◆ DIRECTION:
Reproduce the data exactly.

◆ PROVIDED DATA:
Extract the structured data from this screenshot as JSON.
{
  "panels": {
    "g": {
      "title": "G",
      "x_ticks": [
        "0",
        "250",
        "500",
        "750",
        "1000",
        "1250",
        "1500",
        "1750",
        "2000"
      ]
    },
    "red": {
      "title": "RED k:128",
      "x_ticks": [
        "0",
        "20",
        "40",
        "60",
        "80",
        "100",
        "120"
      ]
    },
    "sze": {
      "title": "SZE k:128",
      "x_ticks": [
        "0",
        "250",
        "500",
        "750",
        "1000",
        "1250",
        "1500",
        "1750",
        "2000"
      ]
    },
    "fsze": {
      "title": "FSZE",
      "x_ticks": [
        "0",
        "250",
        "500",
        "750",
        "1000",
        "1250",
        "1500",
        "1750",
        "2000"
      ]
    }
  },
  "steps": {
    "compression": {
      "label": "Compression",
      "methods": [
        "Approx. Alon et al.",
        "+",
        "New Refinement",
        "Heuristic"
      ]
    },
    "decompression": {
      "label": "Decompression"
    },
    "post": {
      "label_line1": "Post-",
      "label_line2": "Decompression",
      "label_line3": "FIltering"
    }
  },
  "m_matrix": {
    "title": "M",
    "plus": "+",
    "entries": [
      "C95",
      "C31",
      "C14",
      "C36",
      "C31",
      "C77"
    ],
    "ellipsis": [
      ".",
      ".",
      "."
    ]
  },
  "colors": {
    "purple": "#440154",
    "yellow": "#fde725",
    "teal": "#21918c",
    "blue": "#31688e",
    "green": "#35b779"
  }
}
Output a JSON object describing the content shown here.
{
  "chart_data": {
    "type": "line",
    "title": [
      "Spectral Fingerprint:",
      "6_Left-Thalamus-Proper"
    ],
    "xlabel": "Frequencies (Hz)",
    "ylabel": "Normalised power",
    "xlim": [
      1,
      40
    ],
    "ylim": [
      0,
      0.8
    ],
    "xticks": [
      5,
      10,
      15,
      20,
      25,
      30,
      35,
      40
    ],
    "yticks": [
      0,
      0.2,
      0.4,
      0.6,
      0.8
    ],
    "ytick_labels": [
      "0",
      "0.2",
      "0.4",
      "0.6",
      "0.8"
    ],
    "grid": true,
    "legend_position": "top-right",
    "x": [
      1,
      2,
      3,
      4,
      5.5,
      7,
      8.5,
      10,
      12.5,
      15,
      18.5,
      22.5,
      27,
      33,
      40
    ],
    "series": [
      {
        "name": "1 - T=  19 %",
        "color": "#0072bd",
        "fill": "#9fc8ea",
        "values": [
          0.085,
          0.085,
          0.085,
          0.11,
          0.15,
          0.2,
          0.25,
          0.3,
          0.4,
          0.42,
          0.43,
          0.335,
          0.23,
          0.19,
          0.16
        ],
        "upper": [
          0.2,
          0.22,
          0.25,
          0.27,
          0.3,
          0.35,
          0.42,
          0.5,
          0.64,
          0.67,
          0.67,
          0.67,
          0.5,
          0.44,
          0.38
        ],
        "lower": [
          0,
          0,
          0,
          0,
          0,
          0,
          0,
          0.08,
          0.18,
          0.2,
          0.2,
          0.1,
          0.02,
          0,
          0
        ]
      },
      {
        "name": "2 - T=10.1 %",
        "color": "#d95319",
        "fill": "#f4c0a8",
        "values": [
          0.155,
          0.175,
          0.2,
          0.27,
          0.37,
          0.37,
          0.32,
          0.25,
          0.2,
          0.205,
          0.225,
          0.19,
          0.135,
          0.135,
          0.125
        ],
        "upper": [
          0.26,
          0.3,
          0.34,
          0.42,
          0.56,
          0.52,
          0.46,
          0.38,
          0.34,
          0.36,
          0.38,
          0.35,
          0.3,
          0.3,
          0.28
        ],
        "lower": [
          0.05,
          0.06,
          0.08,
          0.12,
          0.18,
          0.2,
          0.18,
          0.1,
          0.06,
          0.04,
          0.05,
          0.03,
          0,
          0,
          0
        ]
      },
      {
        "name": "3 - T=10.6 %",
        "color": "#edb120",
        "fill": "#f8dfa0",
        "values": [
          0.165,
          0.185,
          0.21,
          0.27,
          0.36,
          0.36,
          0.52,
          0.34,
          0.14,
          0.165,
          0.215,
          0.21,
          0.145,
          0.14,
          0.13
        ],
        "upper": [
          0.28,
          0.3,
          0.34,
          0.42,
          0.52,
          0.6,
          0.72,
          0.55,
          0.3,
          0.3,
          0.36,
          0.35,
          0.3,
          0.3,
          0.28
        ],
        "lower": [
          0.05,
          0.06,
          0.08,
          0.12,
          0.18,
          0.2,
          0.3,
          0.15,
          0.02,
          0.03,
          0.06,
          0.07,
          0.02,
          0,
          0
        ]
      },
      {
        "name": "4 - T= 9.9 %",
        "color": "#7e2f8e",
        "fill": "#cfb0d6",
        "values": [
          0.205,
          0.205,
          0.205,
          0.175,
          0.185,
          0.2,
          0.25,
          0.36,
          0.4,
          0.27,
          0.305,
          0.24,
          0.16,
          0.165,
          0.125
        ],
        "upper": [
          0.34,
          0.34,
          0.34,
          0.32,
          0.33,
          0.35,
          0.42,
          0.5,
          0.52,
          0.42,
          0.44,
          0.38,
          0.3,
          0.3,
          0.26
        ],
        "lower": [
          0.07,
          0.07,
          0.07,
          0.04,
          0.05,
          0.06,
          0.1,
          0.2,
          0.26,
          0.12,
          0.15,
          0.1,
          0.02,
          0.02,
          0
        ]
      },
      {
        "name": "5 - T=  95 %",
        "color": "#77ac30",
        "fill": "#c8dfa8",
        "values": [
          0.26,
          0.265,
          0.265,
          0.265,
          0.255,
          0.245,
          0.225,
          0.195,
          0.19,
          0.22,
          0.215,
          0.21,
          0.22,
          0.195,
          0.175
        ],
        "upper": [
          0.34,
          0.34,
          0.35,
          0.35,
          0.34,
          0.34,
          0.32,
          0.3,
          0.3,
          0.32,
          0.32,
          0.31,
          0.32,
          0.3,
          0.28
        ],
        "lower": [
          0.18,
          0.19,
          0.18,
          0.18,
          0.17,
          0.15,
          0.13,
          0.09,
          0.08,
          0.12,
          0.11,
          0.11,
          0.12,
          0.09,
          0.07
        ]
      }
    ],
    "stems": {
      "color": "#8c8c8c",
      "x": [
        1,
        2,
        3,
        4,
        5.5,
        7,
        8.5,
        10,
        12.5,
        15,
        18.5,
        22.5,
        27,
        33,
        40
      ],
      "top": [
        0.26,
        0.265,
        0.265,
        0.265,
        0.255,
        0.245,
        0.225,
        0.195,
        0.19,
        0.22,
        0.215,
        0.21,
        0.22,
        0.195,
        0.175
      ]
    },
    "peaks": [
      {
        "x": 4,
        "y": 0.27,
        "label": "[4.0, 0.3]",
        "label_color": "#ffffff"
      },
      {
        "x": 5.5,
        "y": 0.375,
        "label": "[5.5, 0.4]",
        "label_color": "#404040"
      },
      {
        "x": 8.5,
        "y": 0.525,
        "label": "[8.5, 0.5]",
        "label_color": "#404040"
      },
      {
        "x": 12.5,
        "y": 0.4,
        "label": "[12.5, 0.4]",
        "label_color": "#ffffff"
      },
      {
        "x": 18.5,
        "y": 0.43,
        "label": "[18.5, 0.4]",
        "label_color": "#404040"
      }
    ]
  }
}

◆ WRITTEN SOLUTION:
Extract the structured data from this screenshot as JSON.
{
  "panels": {
    "g": {
      "title": "G",
      "x_ticks": [
        "0",
        "250",
        "500",
        "750",
        "1000",
        "1250",
        "1500",
        "1750",
        "2000"
      ]
    },
    "red": {
      "title": "RED k:128",
      "x_ticks": [
        "0",
        "20",
        "40",
        "60",
        "80",
        "100",
        "120"
      ]
    },
    "sze": {
      "title": "SZE k:128",
      "x_ticks": [
        "0",
        "250",
        "500",
        "750",
        "1000",
        "1250",
        "1500",
        "1750",
        "2000"
      ]
    },
    "fsze": {
      "title": "FSZE",
      "x_ticks": [
        "0",
        "250",
        "500",
        "750",
        "1000",
        "1250",
        "1500",
        "1750",
        "2000"
      ]
    }
  },
  "steps": {
    "compression": {
      "label": "Compression",
      "methods": [
        "Approx. Alon et al.",
        "+",
        "New Refinement",
        "Heuristic"
      ]
    },
    "decompression": {
      "label": "Decompression"
    },
    "post": {
      "label_line1": "Post-",
      "label_line2": "Decompression",
      "label_line3": "FIltering"
    }
  },
  "m_matrix": {
    "title": "M",
    "plus": "+",
    "entries": [
      "C95",
      "C31",
      "C14",
      "C36",
      "C31",
      "C77"
    ],
    "ellipsis": [
      ".",
      ".",
      "."
    ]
  },
  "colors": {
    "purple": "#440154",
    "yellow": "#fde725",
    "teal": "#21918c",
    "blue": "#31688e",
    "green": "#35b779"
  }
}
Output a JSON object describing the content shown here.
{
  "chart_data": {
    "type": "line",
    "title": [
      "Spectral Fingerprint:",
      "6_Left-Thalamus-Proper"
    ],
    "xlabel": "Frequencies (Hz)",
    "ylabel": "Normalised power",
    "xlim": [
      1,
      40
    ],
    "ylim": [
      0,
      0.8
    ],
    "xticks": [
      5,
      10,
      15,
      20,
      25,
      30,
      35,
      40
    ],
    "yticks": [
      0,
      0.2,
      0.4,
      0.6,
      0.8
    ],
    "ytick_labels": [
      "0",
      "0.2",
      "0.4",
      "0.6",
      "0.8"
    ],
    "grid": true,
    "legend_position": "top-right",
    "x": [
      1,
      2,
      3,
      4,
      5.5,
      7,
      8.5,
      10,
      12.5,
      15,
      18.5,
      22.5,
      27,
      33,
      40
    ],
    "series": [
      {
        "name": "1 - T=  19 %",
        "color": "#0072bd",
        "fill": "#9fc8ea",
        "values": [
          0.085,
          0.085,
          0.085,
          0.11,
          0.15,
          0.2,
          0.25,
          0.3,
          0.4,
          0.42,
          0.43,
          0.335,
          0.23,
          0.19,
          0.16
        ],
        "upper": [
          0.2,
          0.22,
          0.25,
          0.27,
          0.3,
          0.35,
          0.42,
          0.5,
          0.64,
          0.67,
          0.67,
          0.67,
          0.5,
          0.44,
          0.38
        ],
        "lower": [
          0,
          0,
          0,
          0,
          0,
          0,
          0,
          0.08,
          0.18,
          0.2,
          0.2,
          0.1,
          0.02,
          0,
          0
        ]
      },
      {
        "name": "2 - T=10.1 %",
        "color": "#d95319",
        "fill": "#f4c0a8",
        "values": [
          0.155,
          0.175,
          0.2,
          0.27,
          0.37,
          0.37,
          0.32,
          0.25,
          0.2,
          0.205,
          0.225,
          0.19,
          0.135,
          0.135,
          0.125
        ],
        "upper": [
          0.26,
          0.3,
          0.34,
          0.42,
          0.56,
          0.52,
          0.46,
          0.38,
          0.34,
          0.36,
          0.38,
          0.35,
          0.3,
          0.3,
          0.28
        ],
        "lower": [
          0.05,
          0.06,
          0.08,
          0.12,
          0.18,
          0.2,
          0.18,
          0.1,
          0.06,
          0.04,
          0.05,
          0.03,
          0,
          0,
          0
        ]
      },
      {
        "name": "3 - T=10.6 %",
        "color": "#edb120",
        "fill": "#f8dfa0",
        "values": [
          0.165,
          0.185,
          0.21,
          0.27,
          0.36,
          0.36,
          0.52,
          0.34,
          0.14,
          0.165,
          0.215,
          0.21,
          0.145,
          0.14,
          0.13
        ],
        "upper": [
          0.28,
          0.3,
          0.34,
          0.42,
          0.52,
          0.6,
          0.72,
          0.55,
          0.3,
          0.3,
          0.36,
          0.35,
          0.3,
          0.3,
          0.28
        ],
        "lower": [
          0.05,
          0.06,
          0.08,
          0.12,
          0.18,
          0.2,
          0.3,
          0.15,
          0.02,
          0.03,
          0.06,
          0.07,
          0.02,
          0,
          0
        ]
      },
      {
        "name": "4 - T= 9.9 %",
        "color": "#7e2f8e",
        "fill": "#cfb0d6",
        "values": [
          0.205,
          0.205,
          0.205,
          0.175,
          0.185,
          0.2,
          0.25,
          0.36,
          0.4,
          0.27,
          0.305,
          0.24,
          0.16,
          0.165,
          0.125
        ],
        "upper": [
          0.34,
          0.34,
          0.34,
          0.32,
          0.33,
          0.35,
          0.42,
          0.5,
          0.52,
          0.42,
          0.44,
          0.38,
          0.3,
          0.3,
          0.26
        ],
        "lower": [
          0.07,
          0.07,
          0.07,
          0.04,
          0.05,
          0.06,
          0.1,
          0.2,
          0.26,
          0.12,
          0.15,
          0.1,
          0.02,
          0.02,
          0
        ]
      },
      {
        "name": "5 - T=  95 %",
        "color": "#77ac30",
        "fill": "#c8dfa8",
        "values": [
          0.26,
          0.265,
          0.265,
          0.265,
          0.255,
          0.245,
          0.225,
          0.195,
          0.19,
          0.22,
          0.215,
          0.21,
          0.22,
          0.195,
          0.175
        ],
        "upper": [
          0.34,
          0.34,
          0.35,
          0.35,
          0.34,
          0.34,
          0.32,
          0.3,
          0.3,
          0.32,
          0.32,
          0.31,
          0.32,
          0.3,
          0.28
        ],
        "lower": [
          0.18,
          0.19,
          0.18,
          0.18,
          0.17,
          0.15,
          0.13,
          0.09,
          0.08,
          0.12,
          0.11,
          0.11,
          0.12,
          0.09,
          0.07
        ]
      }
    ],
    "stems": {
      "color": "#8c8c8c",
      "x": [
        1,
        2,
        3,
        4,
        5.5,
        7,
        8.5,
        10,
        12.5,
        15,
        18.5,
        22.5,
        27,
        33,
        40
      ],
      "top": [
        0.26,
        0.265,
        0.265,
        0.265,
        0.255,
        0.245,
        0.225,
        0.195,
        0.19,
        0.22,
        0.215,
        0.21,
        0.22,
        0.195,
        0.175
      ]
    },
    "peaks": [
      {
        "x": 4,
        "y": 0.27,
        "label": "[4.0, 0.3]",
        "label_color": "#ffffff"
      },
      {
        "x": 5.5,
        "y": 0.375,
        "label": "[5.5, 0.4]",
        "label_color": "#404040"
      },
      {
        "x": 8.5,
        "y": 0.525,
        "label": "[8.5, 0.5]",
        "label_color": "#404040"
      },
      {
        "x": 12.5,
        "y": 0.4,
        "label": "[12.5, 0.4]",
        "label_color": "#ffffff"
      },
      {
        "x": 18.5,
        "y": 0.43,
        "label": "[18.5, 0.4]",
        "label_color": "#404040"
      }
    ]
  }
}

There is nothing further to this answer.